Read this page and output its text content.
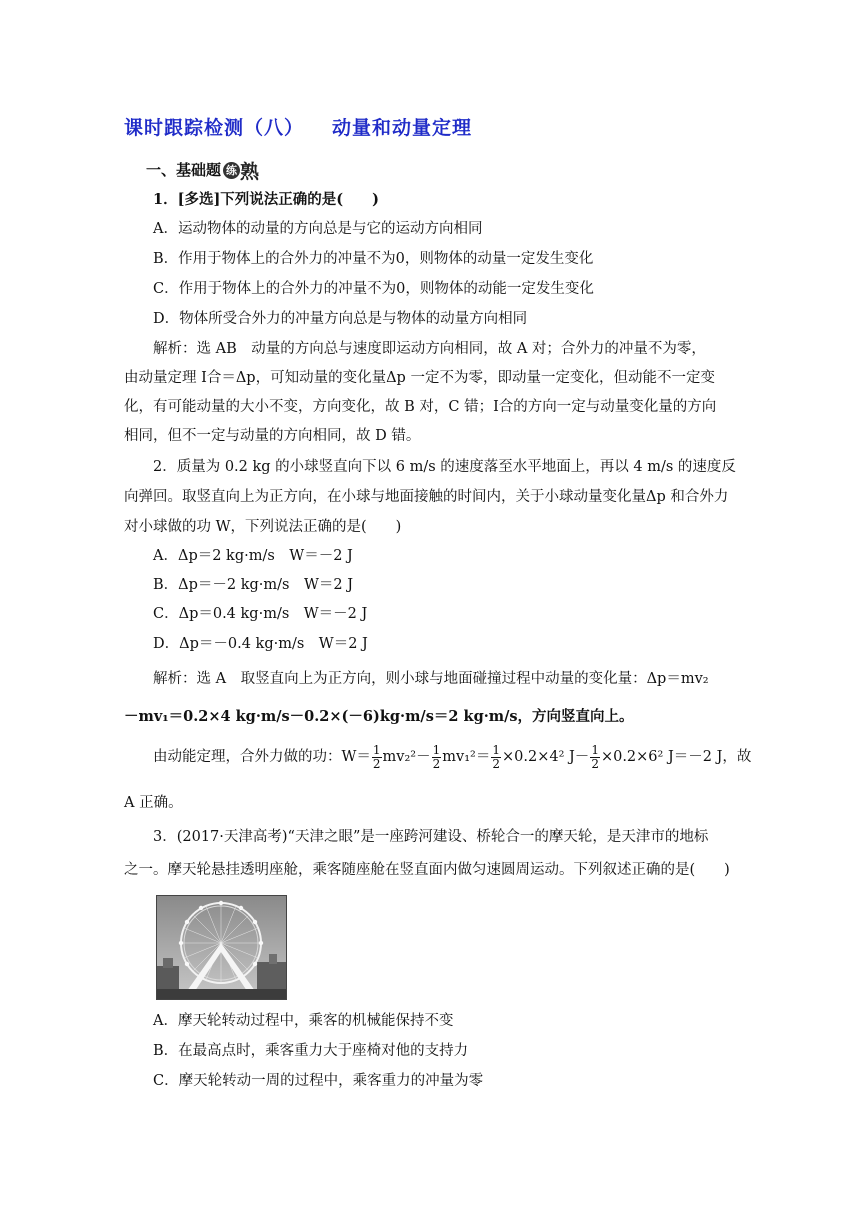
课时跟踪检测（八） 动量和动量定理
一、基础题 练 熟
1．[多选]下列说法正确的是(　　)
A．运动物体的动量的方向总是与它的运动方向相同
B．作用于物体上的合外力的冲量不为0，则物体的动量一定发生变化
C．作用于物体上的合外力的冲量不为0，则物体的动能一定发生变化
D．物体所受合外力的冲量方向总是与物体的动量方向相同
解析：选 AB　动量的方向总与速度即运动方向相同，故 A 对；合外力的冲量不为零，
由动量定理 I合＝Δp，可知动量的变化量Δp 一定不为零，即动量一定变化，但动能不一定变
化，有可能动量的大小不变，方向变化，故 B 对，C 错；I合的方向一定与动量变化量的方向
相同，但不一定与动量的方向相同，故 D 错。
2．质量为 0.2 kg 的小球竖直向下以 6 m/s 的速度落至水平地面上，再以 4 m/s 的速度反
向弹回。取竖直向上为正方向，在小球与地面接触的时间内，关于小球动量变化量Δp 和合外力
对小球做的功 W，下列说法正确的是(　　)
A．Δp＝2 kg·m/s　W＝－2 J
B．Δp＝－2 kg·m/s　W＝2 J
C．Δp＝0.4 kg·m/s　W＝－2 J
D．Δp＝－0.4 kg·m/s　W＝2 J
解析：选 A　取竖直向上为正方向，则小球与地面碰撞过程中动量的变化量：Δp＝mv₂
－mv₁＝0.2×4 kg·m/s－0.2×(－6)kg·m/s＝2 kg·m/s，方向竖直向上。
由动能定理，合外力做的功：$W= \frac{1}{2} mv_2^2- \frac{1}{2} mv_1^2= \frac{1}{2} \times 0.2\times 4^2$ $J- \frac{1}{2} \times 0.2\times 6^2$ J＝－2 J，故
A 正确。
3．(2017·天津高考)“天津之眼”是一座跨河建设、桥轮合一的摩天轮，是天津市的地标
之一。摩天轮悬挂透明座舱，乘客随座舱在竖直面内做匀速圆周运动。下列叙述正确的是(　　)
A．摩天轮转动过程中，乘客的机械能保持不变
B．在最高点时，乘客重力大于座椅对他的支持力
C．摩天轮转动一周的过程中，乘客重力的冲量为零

■ ■ ■ ■ ■

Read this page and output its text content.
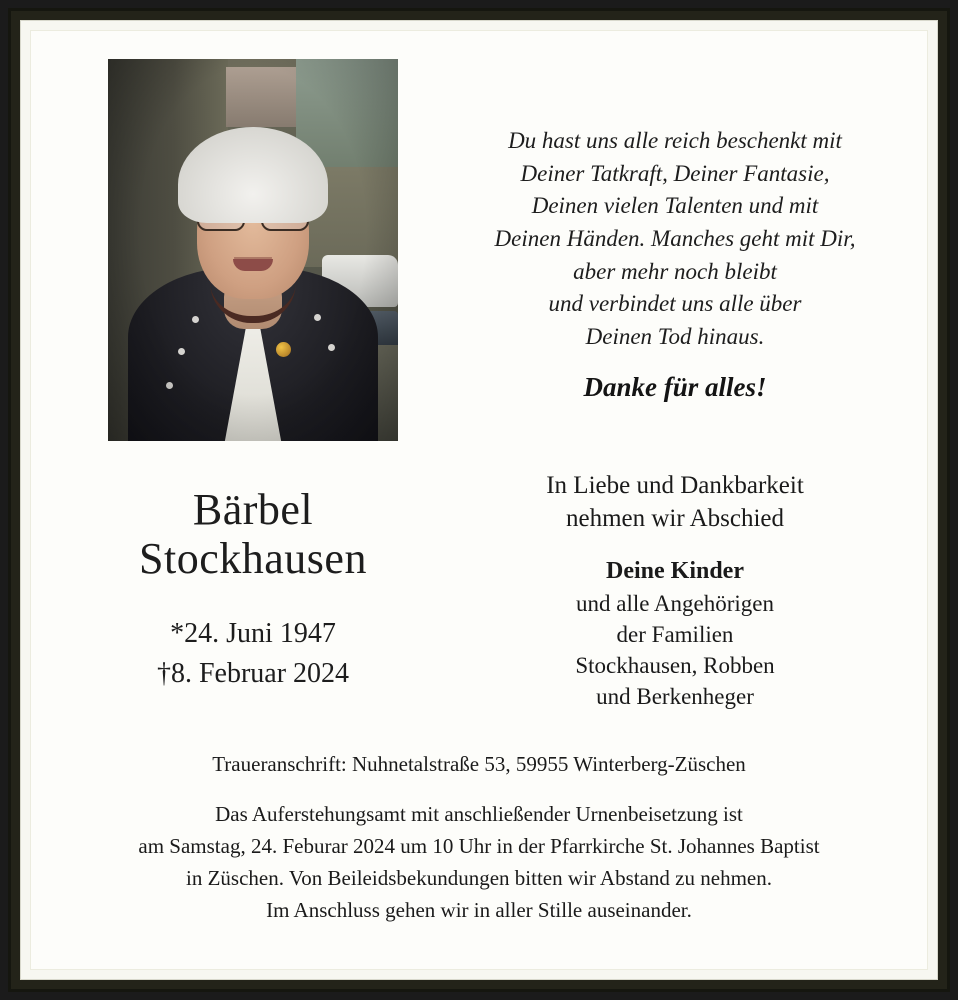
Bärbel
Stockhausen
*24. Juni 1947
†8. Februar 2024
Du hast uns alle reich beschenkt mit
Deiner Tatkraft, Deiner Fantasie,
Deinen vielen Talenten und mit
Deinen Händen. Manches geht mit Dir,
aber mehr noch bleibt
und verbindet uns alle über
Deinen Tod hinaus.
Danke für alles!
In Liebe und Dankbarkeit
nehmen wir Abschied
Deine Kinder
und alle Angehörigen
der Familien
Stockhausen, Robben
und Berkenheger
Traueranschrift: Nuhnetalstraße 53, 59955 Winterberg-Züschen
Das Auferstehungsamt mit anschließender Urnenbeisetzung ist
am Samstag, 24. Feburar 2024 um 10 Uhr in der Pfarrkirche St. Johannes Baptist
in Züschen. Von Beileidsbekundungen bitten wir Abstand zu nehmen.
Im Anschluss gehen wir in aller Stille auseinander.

■ ■ ■ ■ ■

*TASK TO CARRY OUT*: Show every line of the records above that contains the word "nehmen".

*COMPLETE ANSWER*:
nehmen wir Abschied
in Züschen. Von Beileidsbekundungen bitten wir Abstand zu nehmen.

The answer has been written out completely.